Set problem: Say how many lines contain the word "closed" and give no other text.

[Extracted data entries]
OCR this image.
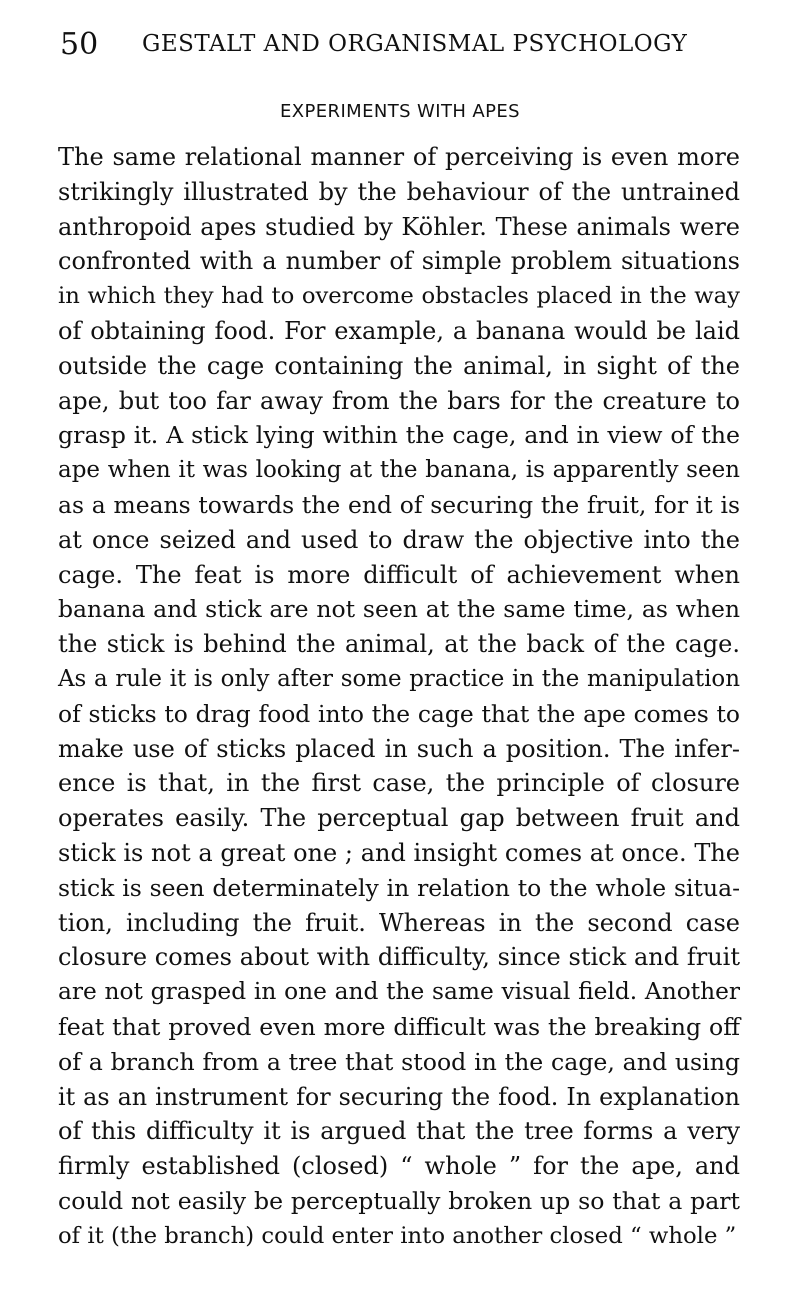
50	GESTALT AND ORGANISMAL PSYCHOLOGY
EXPERIMENTS WITH APES
The same relational manner of perceiving is even more
strikingly illustrated by the behaviour of the untrained
anthropoid apes studied by Köhler. These animals were
confronted with a number of simple problem situations
in which they had to overcome obstacles placed in the way
of obtaining food. For example, a banana would be laid
outside the cage containing the animal, in sight of the
ape, but too far away from the bars for the creature to
grasp it. A stick lying within the cage, and in view of the
ape when it was looking at the banana, is apparently seen
as a means towards the end of securing the fruit, for it is
at once seized and used to draw the objective into the
cage. The feat is more difficult of achievement when
banana and stick are not seen at the same time, as when
the stick is behind the animal, at the back of the cage.
As a rule it is only after some practice in the manipulation
of sticks to drag food into the cage that the ape comes to
make use of sticks placed in such a position. The infer-
ence is that, in the first case, the principle of closure
operates easily. The perceptual gap between fruit and
stick is not a great one ; and insight comes at once. The
stick is seen determinately in relation to the whole situa-
tion, including the fruit. Whereas in the second case
closure comes about with difficulty, since stick and fruit
are not grasped in one and the same visual field. Another
feat that proved even more difficult was the breaking off
of a branch from a tree that stood in the cage, and using
it as an instrument for securing the food. In explanation
of this difficulty it is argued that the tree forms a very
firmly established (closed) “ whole ” for the ape, and
could not easily be perceptually broken up so that a part
of it (the branch) could enter into another closed “ whole ”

Answer to the task: 2